*Exercise goal*
Only the pictures are to be left out; set down the rest of the records exactly.

>> begin

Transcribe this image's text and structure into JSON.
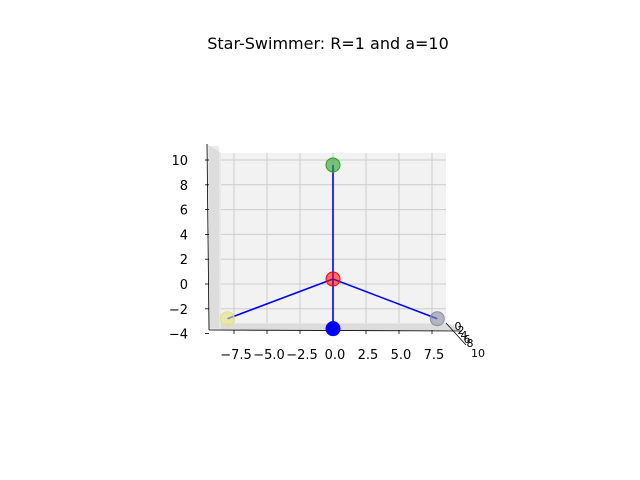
{
  "chart_data": {
    "type": "scatter",
    "projection": "3d",
    "title": "Star-Swimmer: R=1 and a=10",
    "grid": true,
    "xticks": [
      "−7.5",
      "−5.0",
      "−2.5",
      "0.0",
      "2.5",
      "5.0",
      "7.5"
    ],
    "xtick_values": [
      -7.5,
      -5.0,
      -2.5,
      0.0,
      2.5,
      5.0,
      7.5
    ],
    "zticks": [
      "−4",
      "−2",
      "0",
      "2",
      "4",
      "6",
      "8",
      "10"
    ],
    "ztick_values": [
      -4,
      -2,
      0,
      2,
      4,
      6,
      8,
      10
    ],
    "yticks_visible": [
      "0",
      "2",
      "4",
      "6",
      "8",
      "10"
    ],
    "xlim": [
      -9.8,
      9.2
    ],
    "zlim": [
      -4.1,
      10.1
    ],
    "center": {
      "x": 0.0,
      "z": 0.4,
      "color": "#ff0000"
    },
    "spheres": [
      {
        "x": 0.0,
        "z": 9.6,
        "color": "#2ca02c"
      },
      {
        "x": -8.0,
        "z": -2.8,
        "color": "#e0e080"
      },
      {
        "x": 7.9,
        "z": -2.8,
        "color": "#8890a0"
      },
      {
        "x": 0.0,
        "z": -3.6,
        "color": "#0000ff"
      }
    ],
    "arm_color": "#0000ff"
  }
}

>> end

*Full output*
Transcribe this image's text and structure into JSON.
{
  "chart_data": {
    "type": "scatter",
    "projection": "3d",
    "title": "Star-Swimmer: R=1 and a=10",
    "grid": true,
    "xticks": [
      "−7.5",
      "−5.0",
      "−2.5",
      "0.0",
      "2.5",
      "5.0",
      "7.5"
    ],
    "xtick_values": [
      -7.5,
      -5.0,
      -2.5,
      0.0,
      2.5,
      5.0,
      7.5
    ],
    "zticks": [
      "−4",
      "−2",
      "0",
      "2",
      "4",
      "6",
      "8",
      "10"
    ],
    "ztick_values": [
      -4,
      -2,
      0,
      2,
      4,
      6,
      8,
      10
    ],
    "yticks_visible": [
      "0",
      "2",
      "4",
      "6",
      "8",
      "10"
    ],
    "xlim": [
      -9.8,
      9.2
    ],
    "zlim": [
      -4.1,
      10.1
    ],
    "center": {
      "x": 0.0,
      "z": 0.4,
      "color": "#ff0000"
    },
    "spheres": [
      {
        "x": 0.0,
        "z": 9.6,
        "color": "#2ca02c"
      },
      {
        "x": -8.0,
        "z": -2.8,
        "color": "#e0e080"
      },
      {
        "x": 7.9,
        "z": -2.8,
        "color": "#8890a0"
      },
      {
        "x": 0.0,
        "z": -3.6,
        "color": "#0000ff"
      }
    ],
    "arm_color": "#0000ff"
  }
}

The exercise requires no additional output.